Continue the text below on Robert Murray M'Cheyne and the comfort found in Jesus from the point where it stops.

→ **Text**:

= = = = =

We have all needed comfort at some time in our lives. People search for comfort in all sorts of places, from the empty psychobabble of the self-help book to the oblivion of alcoholism.The only completely satisfying source of comfort is found in the Bible - and, more particularly, knowing Jesus as a friend.This is shown in the story of the death of Lazarus. Jesus comforted Lazarus' sisters, Mary and Martha, weeping with them, before going on to raise Lazarus back to life after four days in the grave.Robert Murray McCheyne, one of Scotland's greatest preachers who saw great revival in his less than 30 years of life, looks at this wonderful passage, offering us tremendous encouragement and pointing us to the one true source of comfort - Jesus.
Robert Murray M'Cheyne a minister in the Church of Scotland from 1835 to 1843. He was born at Edinburgh, was educated at the University of Edinburgh and at the Divinity Hall of his native city, where he was taught by Thomas Chalmers. He first served as an assistant to John Bonar in the parish of Larbert and Dunipace, near Falkirk, from 1835 to 1838. After this he served as minister of St. Peter's Church (in Dundee) until his early death at the age of 29 during an epidemic of typhus.
Not long after his death, his friend Andrew Alexander Bonar edited his biography which was published with some of his manuscripts as The Memoir and Remains of the Rev. Robert Murray M'Cheyne. The book went into many editions. It has had a lasting influence on Evangelical Christianity worldwide.

= = = = =

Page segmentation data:
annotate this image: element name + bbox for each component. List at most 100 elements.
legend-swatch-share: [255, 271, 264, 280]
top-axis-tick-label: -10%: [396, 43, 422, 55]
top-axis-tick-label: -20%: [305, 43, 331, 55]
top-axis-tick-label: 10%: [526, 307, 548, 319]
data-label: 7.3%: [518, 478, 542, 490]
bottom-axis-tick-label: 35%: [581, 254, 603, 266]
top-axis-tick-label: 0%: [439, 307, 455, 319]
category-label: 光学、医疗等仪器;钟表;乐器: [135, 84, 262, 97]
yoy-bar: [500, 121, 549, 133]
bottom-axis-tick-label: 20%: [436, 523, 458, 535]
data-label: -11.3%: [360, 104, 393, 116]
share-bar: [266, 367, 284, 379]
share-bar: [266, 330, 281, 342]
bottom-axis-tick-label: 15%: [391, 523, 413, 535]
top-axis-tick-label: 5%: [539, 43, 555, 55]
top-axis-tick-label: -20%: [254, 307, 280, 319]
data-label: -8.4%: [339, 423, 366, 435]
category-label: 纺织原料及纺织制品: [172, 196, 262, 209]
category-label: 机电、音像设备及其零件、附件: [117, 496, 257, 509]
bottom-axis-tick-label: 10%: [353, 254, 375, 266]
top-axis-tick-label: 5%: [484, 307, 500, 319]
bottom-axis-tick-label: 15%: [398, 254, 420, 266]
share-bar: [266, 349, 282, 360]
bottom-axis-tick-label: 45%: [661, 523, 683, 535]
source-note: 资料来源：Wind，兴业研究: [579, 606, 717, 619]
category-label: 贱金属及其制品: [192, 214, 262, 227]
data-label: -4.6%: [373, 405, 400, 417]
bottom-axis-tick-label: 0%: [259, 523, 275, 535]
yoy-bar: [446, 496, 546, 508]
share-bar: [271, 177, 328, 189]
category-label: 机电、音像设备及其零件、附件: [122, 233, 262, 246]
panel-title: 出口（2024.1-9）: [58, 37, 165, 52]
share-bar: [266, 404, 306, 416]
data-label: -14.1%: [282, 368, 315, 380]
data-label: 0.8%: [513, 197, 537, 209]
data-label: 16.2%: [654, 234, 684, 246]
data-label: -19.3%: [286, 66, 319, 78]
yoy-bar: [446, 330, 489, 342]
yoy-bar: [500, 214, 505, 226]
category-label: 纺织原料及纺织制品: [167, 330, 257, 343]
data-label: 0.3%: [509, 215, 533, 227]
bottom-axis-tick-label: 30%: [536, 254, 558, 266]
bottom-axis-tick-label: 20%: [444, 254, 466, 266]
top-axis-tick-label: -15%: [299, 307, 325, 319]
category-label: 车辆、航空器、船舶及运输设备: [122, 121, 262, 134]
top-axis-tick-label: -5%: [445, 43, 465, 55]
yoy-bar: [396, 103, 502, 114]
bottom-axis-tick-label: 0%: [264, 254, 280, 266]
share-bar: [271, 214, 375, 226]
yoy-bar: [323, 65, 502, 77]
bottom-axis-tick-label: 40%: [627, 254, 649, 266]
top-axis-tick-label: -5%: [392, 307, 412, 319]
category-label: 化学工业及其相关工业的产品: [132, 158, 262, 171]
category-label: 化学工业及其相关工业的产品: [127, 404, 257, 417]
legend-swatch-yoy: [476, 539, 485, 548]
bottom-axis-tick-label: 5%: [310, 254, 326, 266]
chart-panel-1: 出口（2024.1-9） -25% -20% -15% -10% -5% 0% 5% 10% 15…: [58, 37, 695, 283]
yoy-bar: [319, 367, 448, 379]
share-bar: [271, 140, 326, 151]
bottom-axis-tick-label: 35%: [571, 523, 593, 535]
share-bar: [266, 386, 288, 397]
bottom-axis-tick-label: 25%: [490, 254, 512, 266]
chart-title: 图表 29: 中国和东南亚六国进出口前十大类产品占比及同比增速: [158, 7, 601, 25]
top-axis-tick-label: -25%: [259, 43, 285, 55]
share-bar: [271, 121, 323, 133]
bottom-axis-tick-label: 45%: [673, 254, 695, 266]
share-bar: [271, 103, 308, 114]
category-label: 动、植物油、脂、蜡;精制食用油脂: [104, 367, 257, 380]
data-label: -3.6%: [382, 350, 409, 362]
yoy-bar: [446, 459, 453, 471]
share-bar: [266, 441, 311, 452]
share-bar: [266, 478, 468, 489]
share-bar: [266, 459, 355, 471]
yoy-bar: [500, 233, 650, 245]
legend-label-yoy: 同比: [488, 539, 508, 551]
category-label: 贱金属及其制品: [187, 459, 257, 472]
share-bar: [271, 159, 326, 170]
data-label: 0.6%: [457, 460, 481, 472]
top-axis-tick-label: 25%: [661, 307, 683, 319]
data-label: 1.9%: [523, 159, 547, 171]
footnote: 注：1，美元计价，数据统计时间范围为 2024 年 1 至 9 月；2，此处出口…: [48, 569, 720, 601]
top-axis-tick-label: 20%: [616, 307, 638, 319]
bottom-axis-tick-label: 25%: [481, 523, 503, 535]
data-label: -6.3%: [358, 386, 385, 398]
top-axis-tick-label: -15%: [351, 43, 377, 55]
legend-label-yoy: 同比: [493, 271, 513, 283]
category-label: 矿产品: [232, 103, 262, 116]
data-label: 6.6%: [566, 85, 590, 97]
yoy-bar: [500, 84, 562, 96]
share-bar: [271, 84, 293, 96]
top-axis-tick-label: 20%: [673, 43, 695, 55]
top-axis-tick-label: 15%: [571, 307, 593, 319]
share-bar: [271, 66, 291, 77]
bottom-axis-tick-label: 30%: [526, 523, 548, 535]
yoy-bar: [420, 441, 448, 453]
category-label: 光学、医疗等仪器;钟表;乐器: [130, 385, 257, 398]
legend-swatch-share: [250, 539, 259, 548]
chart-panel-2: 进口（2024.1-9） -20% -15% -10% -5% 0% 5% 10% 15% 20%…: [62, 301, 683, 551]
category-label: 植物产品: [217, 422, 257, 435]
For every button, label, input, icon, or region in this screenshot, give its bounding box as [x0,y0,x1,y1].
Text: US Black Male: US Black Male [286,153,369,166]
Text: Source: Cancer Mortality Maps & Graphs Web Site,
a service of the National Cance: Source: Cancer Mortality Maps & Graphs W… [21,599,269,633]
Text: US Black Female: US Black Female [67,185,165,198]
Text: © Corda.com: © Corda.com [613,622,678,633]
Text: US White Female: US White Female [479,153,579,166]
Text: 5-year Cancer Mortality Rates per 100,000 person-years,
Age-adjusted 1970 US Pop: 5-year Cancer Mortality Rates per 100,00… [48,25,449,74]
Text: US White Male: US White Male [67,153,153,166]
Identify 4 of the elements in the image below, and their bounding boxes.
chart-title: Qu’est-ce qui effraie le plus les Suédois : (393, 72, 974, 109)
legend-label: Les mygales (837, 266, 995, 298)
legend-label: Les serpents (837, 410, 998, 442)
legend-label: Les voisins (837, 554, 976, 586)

= = = = =

→ **Final answer**:
In 1839, M'Cheyne and Bonar, together with two older ministers, Dr. Alexander Black and Dr. Alexander Keith, were sent to Palestine on a mission of inquiry to the condition of the Jews. Upon their return, their official report for the Board of Mission of the Church of Scotland was published as Narrative of a Visit to the Holy Land and Mission of Inquiry to the Jews. This led subsequently to the establishment of missions to the Jews by the Church of Scotland and by the Free Church of Scotland. During M'Cheyne's absence, his place was filled by the appointment of William Chalmers Burns to preach at St. Peter's as his assistant.
M'Cheyne was a preacher, a pastor, a poet, and wrote many letters. He was also a man of deep piety and a man of prayer. He never married, but he did have a fiancée at the time of his death, Jessie Thain, who died heartbroken.
M'Cheyne died exactly two months before the Disruption of 1843. This being so, his name was subsequently held in high honour by all the various branches of Scottish Presbyterianism, though he himself held a strong opinion against the Erastianism which led to the Disruption.
M'Cheyne designed a widely used system for reading through the Bible in one year. The plan entails reading the New Testament and the Psalms through twice a year, and the Old Testament through once.